[START]
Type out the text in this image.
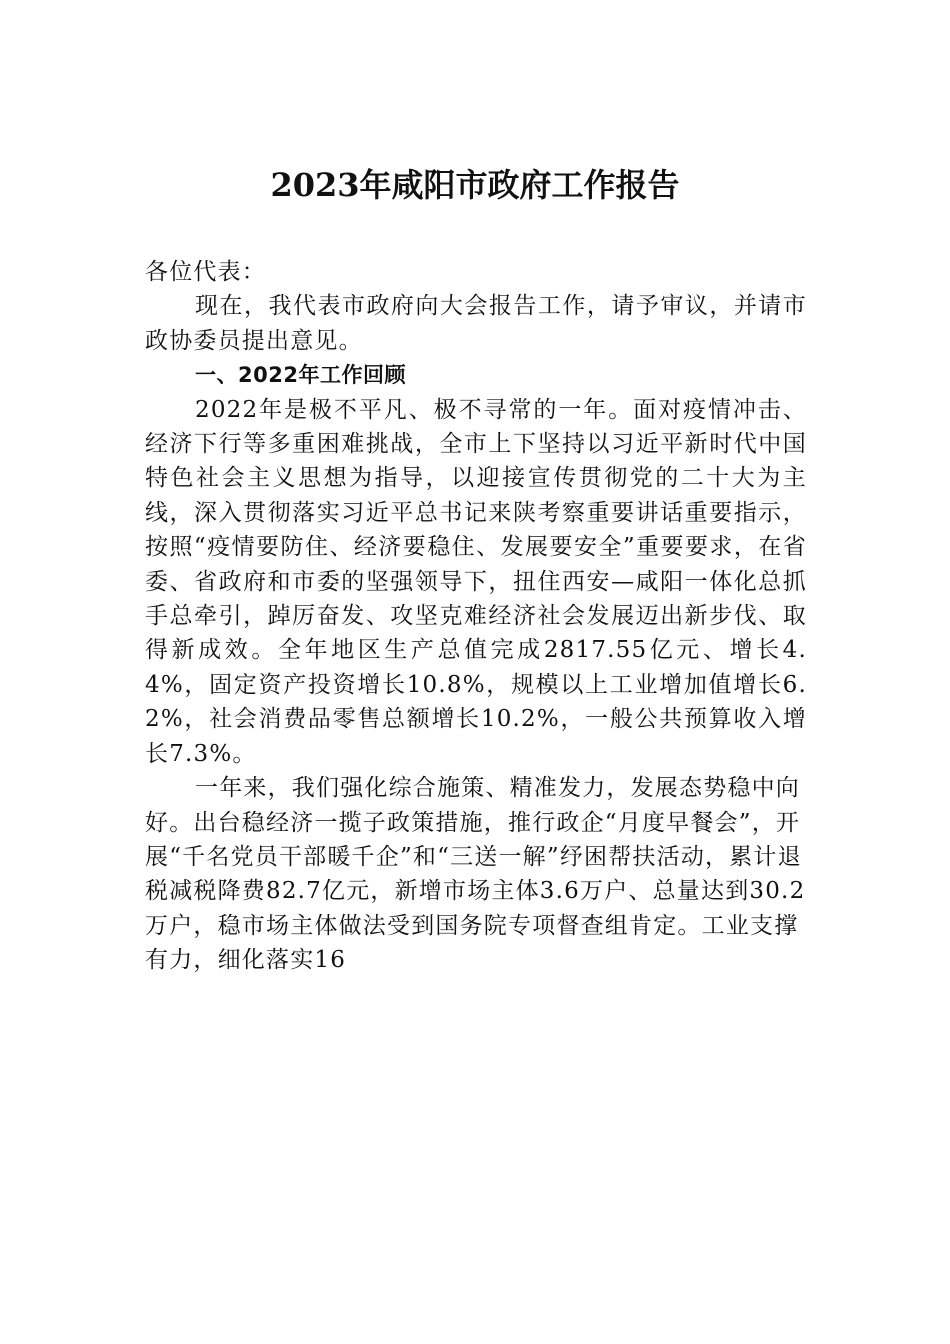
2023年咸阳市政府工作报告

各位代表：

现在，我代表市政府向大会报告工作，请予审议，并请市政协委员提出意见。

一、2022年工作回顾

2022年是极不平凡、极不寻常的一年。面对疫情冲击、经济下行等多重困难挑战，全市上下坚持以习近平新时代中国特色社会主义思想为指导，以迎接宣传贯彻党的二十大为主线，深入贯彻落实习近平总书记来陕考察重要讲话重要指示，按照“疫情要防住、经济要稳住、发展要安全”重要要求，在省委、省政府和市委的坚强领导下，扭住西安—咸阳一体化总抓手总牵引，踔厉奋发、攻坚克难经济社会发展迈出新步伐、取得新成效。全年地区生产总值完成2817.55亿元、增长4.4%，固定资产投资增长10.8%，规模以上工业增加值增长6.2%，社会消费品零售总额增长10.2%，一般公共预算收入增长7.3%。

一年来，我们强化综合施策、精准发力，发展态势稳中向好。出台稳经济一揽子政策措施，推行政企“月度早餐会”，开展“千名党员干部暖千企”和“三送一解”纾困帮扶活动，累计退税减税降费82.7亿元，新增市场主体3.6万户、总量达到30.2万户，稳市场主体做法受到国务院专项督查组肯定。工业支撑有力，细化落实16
[END]
In the copy, include no pictures; restate the listing above exactly.

THE REPLY >>
Type out the text in this image.
2023年咸阳市政府工作报告

各位代表：

现在，我代表市政府向大会报告工作，请予审议，并请市政协委员提出意见。

一、2022年工作回顾

2022年是极不平凡、极不寻常的一年。面对疫情冲击、经济下行等多重困难挑战，全市上下坚持以习近平新时代中国特色社会主义思想为指导，以迎接宣传贯彻党的二十大为主线，深入贯彻落实习近平总书记来陕考察重要讲话重要指示，按照“疫情要防住、经济要稳住、发展要安全”重要要求，在省委、省政府和市委的坚强领导下，扭住西安—咸阳一体化总抓手总牵引，踔厉奋发、攻坚克难经济社会发展迈出新步伐、取得新成效。全年地区生产总值完成2817.55亿元、增长4.4%，固定资产投资增长10.8%，规模以上工业增加值增长6.2%，社会消费品零售总额增长10.2%，一般公共预算收入增长7.3%。

一年来，我们强化综合施策、精准发力，发展态势稳中向好。出台稳经济一揽子政策措施，推行政企“月度早餐会”，开展“千名党员干部暖千企”和“三送一解”纾困帮扶活动，累计退税减税降费82.7亿元，新增市场主体3.6万户、总量达到30.2万户，稳市场主体做法受到国务院专项督查组肯定。工业支撑有力，细化落实16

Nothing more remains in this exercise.